● **Problem requirements**
Every line of the material below should be repeated exactly.

● **Records supplied**
────────────────────────────────────────

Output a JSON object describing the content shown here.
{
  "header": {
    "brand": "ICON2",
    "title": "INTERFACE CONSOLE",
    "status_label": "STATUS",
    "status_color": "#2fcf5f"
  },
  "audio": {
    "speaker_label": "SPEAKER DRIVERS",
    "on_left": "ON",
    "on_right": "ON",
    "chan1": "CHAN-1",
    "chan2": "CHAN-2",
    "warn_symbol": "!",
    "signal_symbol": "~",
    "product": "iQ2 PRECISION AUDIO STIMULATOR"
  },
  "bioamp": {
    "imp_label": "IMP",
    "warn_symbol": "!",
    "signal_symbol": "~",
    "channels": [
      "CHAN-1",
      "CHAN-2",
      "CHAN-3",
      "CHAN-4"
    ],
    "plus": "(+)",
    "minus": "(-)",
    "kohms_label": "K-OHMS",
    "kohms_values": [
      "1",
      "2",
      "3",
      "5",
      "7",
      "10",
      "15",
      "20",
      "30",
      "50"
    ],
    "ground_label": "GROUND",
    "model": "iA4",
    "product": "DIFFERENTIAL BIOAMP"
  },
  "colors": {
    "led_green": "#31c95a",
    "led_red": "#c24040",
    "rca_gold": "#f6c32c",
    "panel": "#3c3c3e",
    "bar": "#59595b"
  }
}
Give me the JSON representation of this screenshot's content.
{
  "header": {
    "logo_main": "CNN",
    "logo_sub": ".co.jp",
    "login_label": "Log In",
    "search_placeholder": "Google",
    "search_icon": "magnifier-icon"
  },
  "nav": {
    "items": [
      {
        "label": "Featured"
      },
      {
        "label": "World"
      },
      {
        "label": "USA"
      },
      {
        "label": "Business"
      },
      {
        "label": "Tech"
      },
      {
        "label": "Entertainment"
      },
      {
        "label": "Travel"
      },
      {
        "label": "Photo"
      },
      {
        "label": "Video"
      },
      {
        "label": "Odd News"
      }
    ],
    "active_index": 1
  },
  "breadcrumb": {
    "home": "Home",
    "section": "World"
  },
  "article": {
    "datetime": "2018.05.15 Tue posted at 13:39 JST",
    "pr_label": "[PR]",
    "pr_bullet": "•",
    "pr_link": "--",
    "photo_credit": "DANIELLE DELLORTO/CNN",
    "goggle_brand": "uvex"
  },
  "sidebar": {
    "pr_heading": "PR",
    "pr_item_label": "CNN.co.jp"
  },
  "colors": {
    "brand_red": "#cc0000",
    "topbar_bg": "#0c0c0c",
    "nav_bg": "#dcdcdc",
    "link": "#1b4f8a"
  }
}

────────────────────────────────────────

● **Exercise answer**
Output a JSON object describing the content shown here.
{
  "header": {
    "brand": "ICON2",
    "title": "INTERFACE CONSOLE",
    "status_label": "STATUS",
    "status_color": "#2fcf5f"
  },
  "audio": {
    "speaker_label": "SPEAKER DRIVERS",
    "on_left": "ON",
    "on_right": "ON",
    "chan1": "CHAN-1",
    "chan2": "CHAN-2",
    "warn_symbol": "!",
    "signal_symbol": "~",
    "product": "iQ2 PRECISION AUDIO STIMULATOR"
  },
  "bioamp": {
    "imp_label": "IMP",
    "warn_symbol": "!",
    "signal_symbol": "~",
    "channels": [
      "CHAN-1",
      "CHAN-2",
      "CHAN-3",
      "CHAN-4"
    ],
    "plus": "(+)",
    "minus": "(-)",
    "kohms_label": "K-OHMS",
    "kohms_values": [
      "1",
      "2",
      "3",
      "5",
      "7",
      "10",
      "15",
      "20",
      "30",
      "50"
    ],
    "ground_label": "GROUND",
    "model": "iA4",
    "product": "DIFFERENTIAL BIOAMP"
  },
  "colors": {
    "led_green": "#31c95a",
    "led_red": "#c24040",
    "rca_gold": "#f6c32c",
    "panel": "#3c3c3e",
    "bar": "#59595b"
  }
}
Give me the JSON representation of this screenshot's content.
{
  "header": {
    "logo_main": "CNN",
    "logo_sub": ".co.jp",
    "login_label": "Log In",
    "search_placeholder": "Google",
    "search_icon": "magnifier-icon"
  },
  "nav": {
    "items": [
      {
        "label": "Featured"
      },
      {
        "label": "World"
      },
      {
        "label": "USA"
      },
      {
        "label": "Business"
      },
      {
        "label": "Tech"
      },
      {
        "label": "Entertainment"
      },
      {
        "label": "Travel"
      },
      {
        "label": "Photo"
      },
      {
        "label": "Video"
      },
      {
        "label": "Odd News"
      }
    ],
    "active_index": 1
  },
  "breadcrumb": {
    "home": "Home",
    "section": "World"
  },
  "article": {
    "datetime": "2018.05.15 Tue posted at 13:39 JST",
    "pr_label": "[PR]",
    "pr_bullet": "•",
    "pr_link": "--",
    "photo_credit": "DANIELLE DELLORTO/CNN",
    "goggle_brand": "uvex"
  },
  "sidebar": {
    "pr_heading": "PR",
    "pr_item_label": "CNN.co.jp"
  },
  "colors": {
    "brand_red": "#cc0000",
    "topbar_bg": "#0c0c0c",
    "nav_bg": "#dcdcdc",
    "link": "#1b4f8a"
  }
}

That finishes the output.